Copy each line of the records that holds the string "peak".

# Task inputs:
[Begin]

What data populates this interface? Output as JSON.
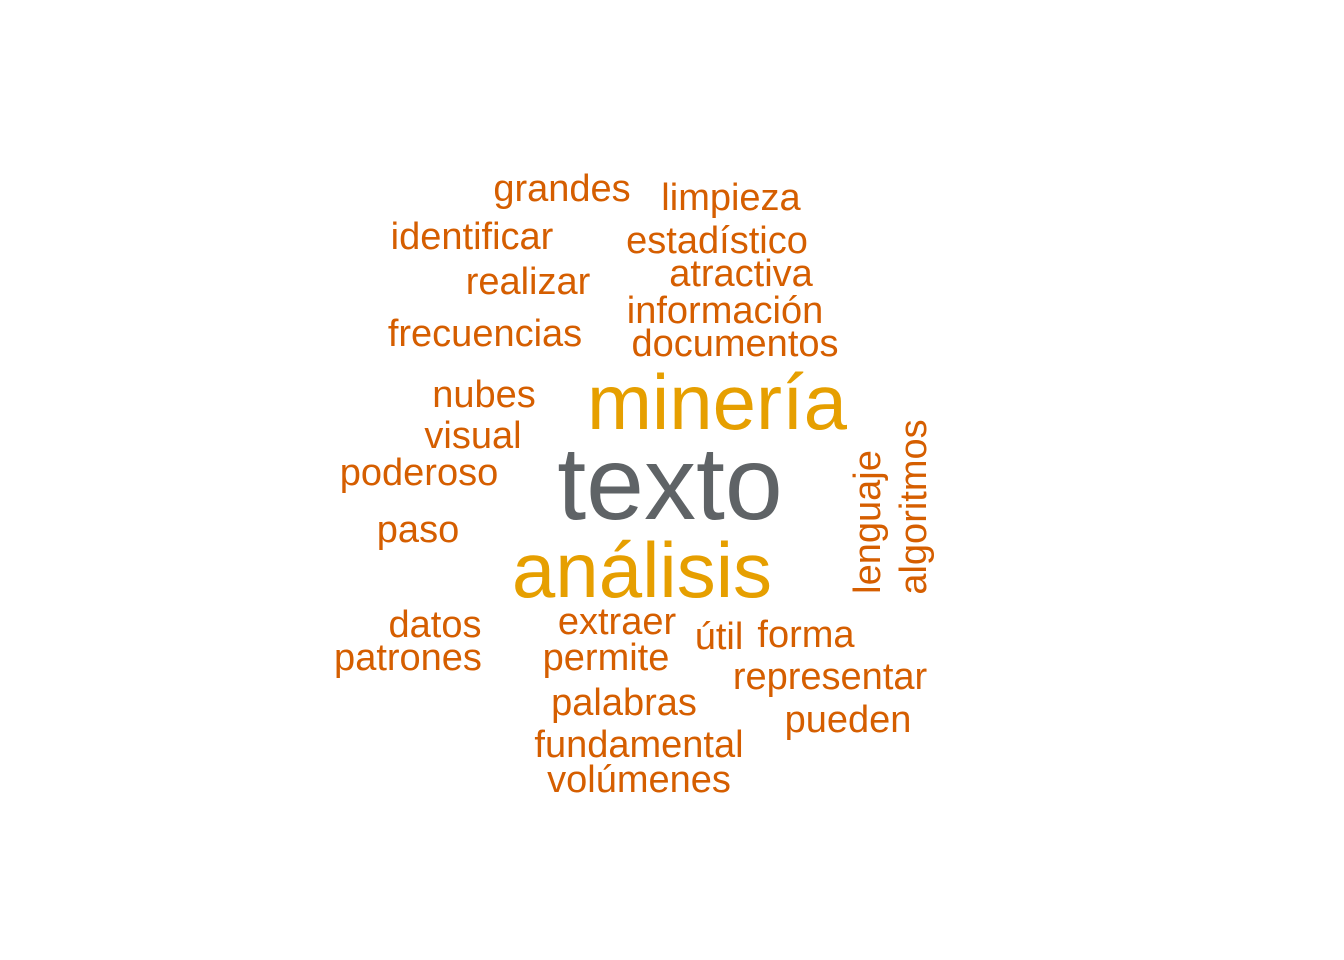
{
  "palette": {
    "small": "#D55E00",
    "medium": "#E69F00",
    "large": "#5F6366"
  },
  "words": [
    {
      "text": "texto",
      "size": "large"
    },
    {
      "text": "minería",
      "size": "medium"
    },
    {
      "text": "análisis",
      "size": "medium"
    },
    {
      "text": "grandes",
      "size": "small"
    },
    {
      "text": "limpieza",
      "size": "small"
    },
    {
      "text": "identificar",
      "size": "small"
    },
    {
      "text": "estadístico",
      "size": "small"
    },
    {
      "text": "atractiva",
      "size": "small"
    },
    {
      "text": "realizar",
      "size": "small"
    },
    {
      "text": "información",
      "size": "small"
    },
    {
      "text": "frecuencias",
      "size": "small"
    },
    {
      "text": "documentos",
      "size": "small"
    },
    {
      "text": "nubes",
      "size": "small"
    },
    {
      "text": "visual",
      "size": "small"
    },
    {
      "text": "poderoso",
      "size": "small"
    },
    {
      "text": "paso",
      "size": "small"
    },
    {
      "text": "lenguaje",
      "size": "small",
      "vertical": true
    },
    {
      "text": "algoritmos",
      "size": "small",
      "vertical": true
    },
    {
      "text": "datos",
      "size": "small"
    },
    {
      "text": "extraer",
      "size": "small"
    },
    {
      "text": "útil",
      "size": "small"
    },
    {
      "text": "forma",
      "size": "small"
    },
    {
      "text": "patrones",
      "size": "small"
    },
    {
      "text": "permite",
      "size": "small"
    },
    {
      "text": "representar",
      "size": "small"
    },
    {
      "text": "palabras",
      "size": "small"
    },
    {
      "text": "pueden",
      "size": "small"
    },
    {
      "text": "fundamental",
      "size": "small"
    },
    {
      "text": "volúmenes",
      "size": "small"
    }
  ]
}
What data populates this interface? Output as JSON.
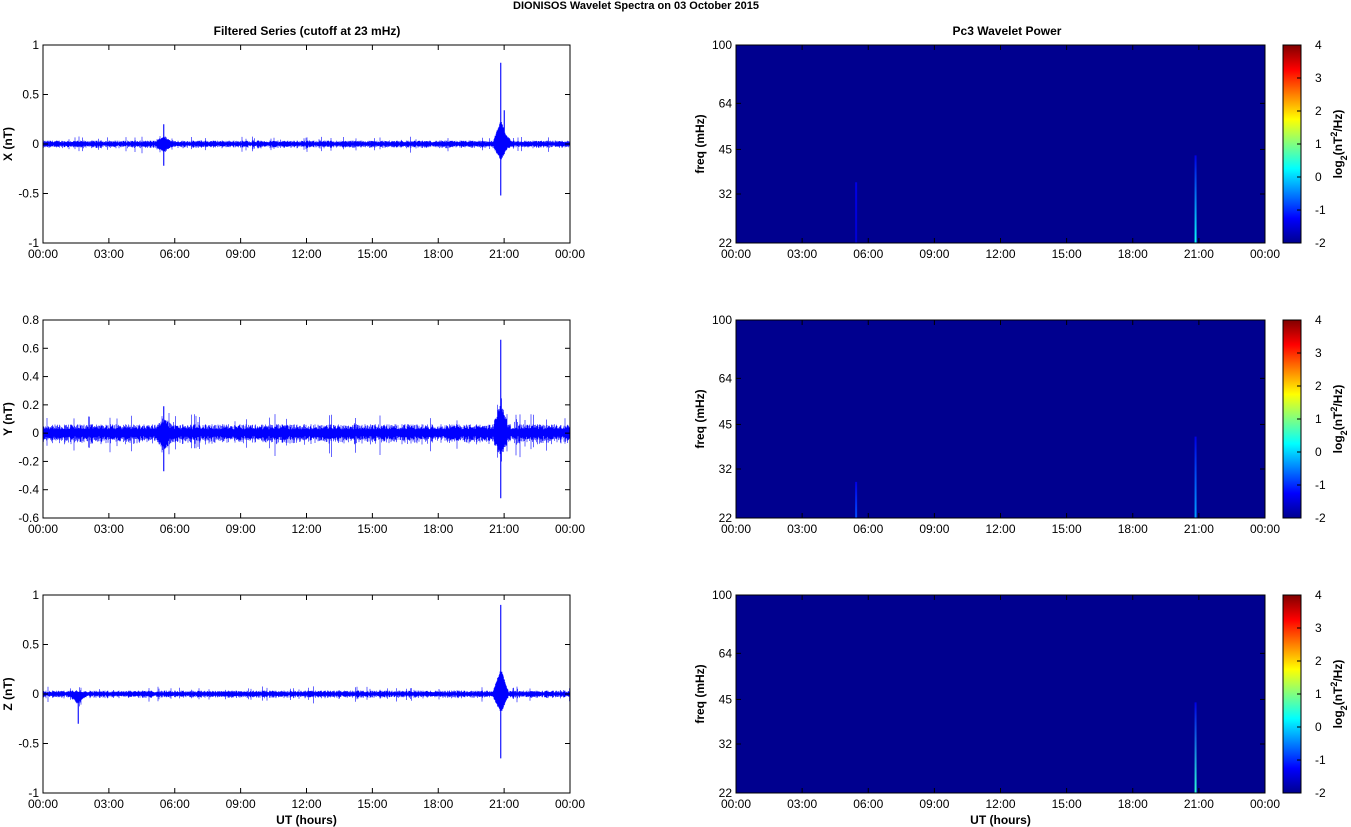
{
  "figure": {
    "title": "DIONISOS Wavelet Spectra on 03 October   2015",
    "left_column_title": "Filtered Series (cutoff at 23 mHz)",
    "right_column_title": "Pc3 Wavelet Power"
  },
  "colors": {
    "trace": "#0000ff",
    "background_power": "#00008f"
  },
  "chart_data": [
    {
      "type": "line",
      "panel": "X",
      "title": "Filtered Series (cutoff at 23 mHz)",
      "xlabel": "",
      "ylabel": "X (nT)",
      "x_ticks": [
        "00:00",
        "03:00",
        "06:00",
        "09:00",
        "12:00",
        "15:00",
        "18:00",
        "21:00",
        "00:00"
      ],
      "y_ticks": [
        "-1",
        "-0.5",
        "0",
        "0.5",
        "1"
      ],
      "ylim": [
        -1,
        1
      ],
      "xlim_hours": [
        0,
        24
      ],
      "noise_amplitude": 0.025,
      "spikes": [
        {
          "hour": 5.5,
          "max": 0.2,
          "min": -0.22
        },
        {
          "hour": 20.85,
          "max": 0.82,
          "min": -0.52
        },
        {
          "hour": 21.0,
          "max": 0.34,
          "min": -0.1
        }
      ]
    },
    {
      "type": "line",
      "panel": "Y",
      "title": "",
      "xlabel": "",
      "ylabel": "Y (nT)",
      "x_ticks": [
        "00:00",
        "03:00",
        "06:00",
        "09:00",
        "12:00",
        "15:00",
        "18:00",
        "21:00",
        "00:00"
      ],
      "y_ticks": [
        "-0.6",
        "-0.4",
        "-0.2",
        "0",
        "0.2",
        "0.4",
        "0.6",
        "0.8"
      ],
      "ylim": [
        -0.6,
        0.8
      ],
      "xlim_hours": [
        0,
        24
      ],
      "noise_amplitude": 0.045,
      "spikes": [
        {
          "hour": 5.5,
          "max": 0.19,
          "min": -0.27
        },
        {
          "hour": 20.85,
          "max": 0.66,
          "min": -0.46
        }
      ]
    },
    {
      "type": "line",
      "panel": "Z",
      "title": "",
      "xlabel": "UT (hours)",
      "ylabel": "Z (nT)",
      "x_ticks": [
        "00:00",
        "03:00",
        "06:00",
        "09:00",
        "12:00",
        "15:00",
        "18:00",
        "21:00",
        "00:00"
      ],
      "y_ticks": [
        "-1",
        "-0.5",
        "0",
        "0.5",
        "1"
      ],
      "ylim": [
        -1,
        1
      ],
      "xlim_hours": [
        0,
        24
      ],
      "noise_amplitude": 0.025,
      "spikes": [
        {
          "hour": 1.6,
          "max": 0.02,
          "min": -0.3
        },
        {
          "hour": 20.85,
          "max": 0.9,
          "min": -0.65
        }
      ]
    },
    {
      "type": "heatmap",
      "panel": "X power",
      "title": "Pc3 Wavelet Power",
      "xlabel": "",
      "ylabel": "freq (mHz)",
      "x_ticks": [
        "00:00",
        "03:00",
        "06:00",
        "09:00",
        "12:00",
        "15:00",
        "18:00",
        "21:00",
        "00:00"
      ],
      "y_ticks": [
        "22",
        "32",
        "45",
        "64",
        "100"
      ],
      "y_scale": "log",
      "ylim_mHz": [
        22,
        100
      ],
      "colorbar_label": "log2(nT2/Hz)",
      "colorbar_ticks": [
        "-2",
        "-1",
        "0",
        "1",
        "2",
        "3",
        "4"
      ],
      "clim": [
        -2,
        4
      ],
      "features": [
        {
          "hour": 5.45,
          "freq_top_mHz": 35,
          "peak": -1.5
        },
        {
          "hour": 20.85,
          "freq_top_mHz": 43,
          "peak": 0.3
        }
      ]
    },
    {
      "type": "heatmap",
      "panel": "Y power",
      "title": "",
      "xlabel": "",
      "ylabel": "freq (mHz)",
      "x_ticks": [
        "00:00",
        "03:00",
        "06:00",
        "09:00",
        "12:00",
        "15:00",
        "18:00",
        "21:00",
        "00:00"
      ],
      "y_ticks": [
        "22",
        "32",
        "45",
        "64",
        "100"
      ],
      "y_scale": "log",
      "ylim_mHz": [
        22,
        100
      ],
      "colorbar_label": "log2(nT2/Hz)",
      "colorbar_ticks": [
        "-2",
        "-1",
        "0",
        "1",
        "2",
        "3",
        "4"
      ],
      "clim": [
        -2,
        4
      ],
      "features": [
        {
          "hour": 5.45,
          "freq_top_mHz": 29,
          "peak": -0.8
        },
        {
          "hour": 20.85,
          "freq_top_mHz": 41,
          "peak": -0.3
        }
      ]
    },
    {
      "type": "heatmap",
      "panel": "Z power",
      "title": "",
      "xlabel": "UT (hours)",
      "ylabel": "freq (mHz)",
      "x_ticks": [
        "00:00",
        "03:00",
        "06:00",
        "09:00",
        "12:00",
        "15:00",
        "18:00",
        "21:00",
        "00:00"
      ],
      "y_ticks": [
        "22",
        "32",
        "45",
        "64",
        "100"
      ],
      "y_scale": "log",
      "ylim_mHz": [
        22,
        100
      ],
      "colorbar_label": "log2(nT2/Hz)",
      "colorbar_ticks": [
        "-2",
        "-1",
        "0",
        "1",
        "2",
        "3",
        "4"
      ],
      "clim": [
        -2,
        4
      ],
      "features": [
        {
          "hour": 20.85,
          "freq_top_mHz": 44,
          "peak": 0.5
        }
      ]
    }
  ]
}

[End]

# Finished task:
          "peak": -1.5
          "peak": 0.3
          "peak": -0.8
          "peak": -0.3
          "peak": 0.5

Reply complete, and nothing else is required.